(TASK TO COMPLETE): Show all lines from the listing below that contain "xuất".

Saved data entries
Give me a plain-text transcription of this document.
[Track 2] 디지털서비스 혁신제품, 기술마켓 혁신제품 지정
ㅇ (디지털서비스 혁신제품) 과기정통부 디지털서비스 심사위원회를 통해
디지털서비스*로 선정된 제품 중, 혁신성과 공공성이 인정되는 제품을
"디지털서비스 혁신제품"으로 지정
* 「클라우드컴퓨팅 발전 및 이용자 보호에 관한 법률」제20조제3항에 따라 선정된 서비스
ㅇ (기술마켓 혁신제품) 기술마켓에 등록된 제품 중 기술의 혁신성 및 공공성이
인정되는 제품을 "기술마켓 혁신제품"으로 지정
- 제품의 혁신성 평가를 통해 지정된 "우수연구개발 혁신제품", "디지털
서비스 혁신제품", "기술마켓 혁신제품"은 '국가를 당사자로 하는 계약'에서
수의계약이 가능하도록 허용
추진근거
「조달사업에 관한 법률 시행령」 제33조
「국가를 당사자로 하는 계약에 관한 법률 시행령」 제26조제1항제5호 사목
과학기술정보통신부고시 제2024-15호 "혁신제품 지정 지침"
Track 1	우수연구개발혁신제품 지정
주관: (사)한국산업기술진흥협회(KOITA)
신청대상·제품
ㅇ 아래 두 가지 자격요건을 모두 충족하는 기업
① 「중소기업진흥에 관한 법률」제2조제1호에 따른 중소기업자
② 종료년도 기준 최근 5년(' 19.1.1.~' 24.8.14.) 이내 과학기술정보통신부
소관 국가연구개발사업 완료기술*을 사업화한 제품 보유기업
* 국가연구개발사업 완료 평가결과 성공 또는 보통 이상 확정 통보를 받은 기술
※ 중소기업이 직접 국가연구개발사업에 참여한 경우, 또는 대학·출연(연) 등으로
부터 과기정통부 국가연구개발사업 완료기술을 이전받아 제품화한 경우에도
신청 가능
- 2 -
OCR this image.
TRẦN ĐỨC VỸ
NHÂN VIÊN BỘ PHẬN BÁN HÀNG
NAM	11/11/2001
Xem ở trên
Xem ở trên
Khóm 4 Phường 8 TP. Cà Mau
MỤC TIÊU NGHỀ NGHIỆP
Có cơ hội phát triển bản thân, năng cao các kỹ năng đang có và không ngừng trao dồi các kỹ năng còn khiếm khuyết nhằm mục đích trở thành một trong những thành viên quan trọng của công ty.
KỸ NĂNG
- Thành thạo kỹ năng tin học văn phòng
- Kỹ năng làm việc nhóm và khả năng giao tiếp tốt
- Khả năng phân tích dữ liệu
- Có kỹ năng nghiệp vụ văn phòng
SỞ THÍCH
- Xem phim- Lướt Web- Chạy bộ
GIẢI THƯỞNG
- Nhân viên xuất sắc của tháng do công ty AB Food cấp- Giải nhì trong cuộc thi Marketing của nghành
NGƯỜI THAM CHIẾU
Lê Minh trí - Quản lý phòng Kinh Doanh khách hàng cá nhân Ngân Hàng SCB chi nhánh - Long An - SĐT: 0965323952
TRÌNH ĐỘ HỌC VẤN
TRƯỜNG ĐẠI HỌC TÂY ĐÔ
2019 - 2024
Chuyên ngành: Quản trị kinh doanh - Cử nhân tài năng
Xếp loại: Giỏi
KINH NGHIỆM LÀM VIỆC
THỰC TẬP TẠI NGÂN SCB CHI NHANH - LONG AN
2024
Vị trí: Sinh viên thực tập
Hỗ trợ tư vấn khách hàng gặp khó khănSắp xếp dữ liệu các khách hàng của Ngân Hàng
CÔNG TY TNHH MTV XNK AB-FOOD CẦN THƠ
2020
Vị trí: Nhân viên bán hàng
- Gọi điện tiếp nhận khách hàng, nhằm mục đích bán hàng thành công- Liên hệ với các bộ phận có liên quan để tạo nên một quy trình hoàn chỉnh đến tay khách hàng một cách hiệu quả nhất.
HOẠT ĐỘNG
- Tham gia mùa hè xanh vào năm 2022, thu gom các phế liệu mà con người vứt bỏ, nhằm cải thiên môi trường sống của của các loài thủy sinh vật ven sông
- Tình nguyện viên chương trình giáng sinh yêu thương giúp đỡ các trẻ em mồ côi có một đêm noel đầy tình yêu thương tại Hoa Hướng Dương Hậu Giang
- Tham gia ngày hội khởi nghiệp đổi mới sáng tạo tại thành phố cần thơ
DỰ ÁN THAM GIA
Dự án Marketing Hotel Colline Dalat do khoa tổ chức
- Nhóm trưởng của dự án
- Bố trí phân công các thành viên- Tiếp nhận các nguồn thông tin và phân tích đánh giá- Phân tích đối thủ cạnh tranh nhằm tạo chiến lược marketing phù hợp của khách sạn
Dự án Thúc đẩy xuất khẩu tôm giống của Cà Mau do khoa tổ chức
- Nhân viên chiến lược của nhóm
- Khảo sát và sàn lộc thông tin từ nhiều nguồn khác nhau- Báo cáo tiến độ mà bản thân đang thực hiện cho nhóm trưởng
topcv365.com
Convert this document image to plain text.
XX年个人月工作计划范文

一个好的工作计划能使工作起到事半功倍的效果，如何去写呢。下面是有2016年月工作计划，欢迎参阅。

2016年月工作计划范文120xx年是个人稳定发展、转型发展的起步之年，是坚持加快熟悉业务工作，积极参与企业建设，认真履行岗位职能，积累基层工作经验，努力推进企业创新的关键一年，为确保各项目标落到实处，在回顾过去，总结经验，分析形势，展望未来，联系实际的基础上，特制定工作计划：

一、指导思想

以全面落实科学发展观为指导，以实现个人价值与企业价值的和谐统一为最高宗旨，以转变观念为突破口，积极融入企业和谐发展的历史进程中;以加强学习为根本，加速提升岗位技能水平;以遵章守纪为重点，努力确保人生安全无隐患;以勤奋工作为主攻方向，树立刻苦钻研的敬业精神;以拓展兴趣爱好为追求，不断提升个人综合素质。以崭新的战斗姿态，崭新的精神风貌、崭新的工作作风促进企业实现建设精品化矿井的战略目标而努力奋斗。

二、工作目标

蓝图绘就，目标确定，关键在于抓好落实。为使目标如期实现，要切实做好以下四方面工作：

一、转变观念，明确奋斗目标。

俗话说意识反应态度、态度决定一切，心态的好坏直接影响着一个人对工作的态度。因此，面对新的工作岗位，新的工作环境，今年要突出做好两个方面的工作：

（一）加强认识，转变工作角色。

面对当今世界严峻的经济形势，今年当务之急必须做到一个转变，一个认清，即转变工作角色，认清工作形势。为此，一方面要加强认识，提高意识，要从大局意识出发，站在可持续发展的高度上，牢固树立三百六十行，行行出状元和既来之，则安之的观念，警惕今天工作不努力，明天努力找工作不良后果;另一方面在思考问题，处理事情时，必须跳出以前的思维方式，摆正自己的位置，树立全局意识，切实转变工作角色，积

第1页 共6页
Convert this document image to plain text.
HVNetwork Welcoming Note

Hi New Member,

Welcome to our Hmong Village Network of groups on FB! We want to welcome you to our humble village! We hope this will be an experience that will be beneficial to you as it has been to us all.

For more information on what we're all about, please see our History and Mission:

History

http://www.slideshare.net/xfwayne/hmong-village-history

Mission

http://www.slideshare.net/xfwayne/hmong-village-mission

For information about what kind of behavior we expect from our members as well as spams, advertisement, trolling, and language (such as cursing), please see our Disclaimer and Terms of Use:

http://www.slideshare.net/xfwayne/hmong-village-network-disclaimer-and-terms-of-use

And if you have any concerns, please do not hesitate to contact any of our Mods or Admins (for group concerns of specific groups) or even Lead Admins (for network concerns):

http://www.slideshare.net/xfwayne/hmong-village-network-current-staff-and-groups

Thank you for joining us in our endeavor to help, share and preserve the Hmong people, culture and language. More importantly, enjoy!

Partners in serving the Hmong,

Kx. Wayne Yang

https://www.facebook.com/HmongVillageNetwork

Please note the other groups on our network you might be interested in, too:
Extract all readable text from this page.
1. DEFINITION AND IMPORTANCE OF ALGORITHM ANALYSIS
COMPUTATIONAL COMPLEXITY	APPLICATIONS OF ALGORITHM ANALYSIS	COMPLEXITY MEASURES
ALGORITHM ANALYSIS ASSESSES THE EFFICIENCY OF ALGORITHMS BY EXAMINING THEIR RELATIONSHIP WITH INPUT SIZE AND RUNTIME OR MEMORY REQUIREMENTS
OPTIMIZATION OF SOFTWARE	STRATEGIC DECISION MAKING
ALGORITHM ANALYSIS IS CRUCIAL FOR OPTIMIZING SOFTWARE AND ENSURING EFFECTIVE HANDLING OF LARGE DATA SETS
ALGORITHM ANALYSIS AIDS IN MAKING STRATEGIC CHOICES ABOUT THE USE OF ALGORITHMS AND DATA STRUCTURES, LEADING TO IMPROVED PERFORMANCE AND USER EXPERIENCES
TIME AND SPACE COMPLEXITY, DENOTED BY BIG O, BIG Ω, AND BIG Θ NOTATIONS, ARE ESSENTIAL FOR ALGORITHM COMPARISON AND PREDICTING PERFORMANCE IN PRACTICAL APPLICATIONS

(TASK ANSWER):
- Nhân viên xuất sắc của tháng do công ty AB Food cấp- Giải nhì trong cuộc thi Marketing của nghành
Dự án Thúc đẩy xuất khẩu tôm giống của Cà Mau do khoa tổ chức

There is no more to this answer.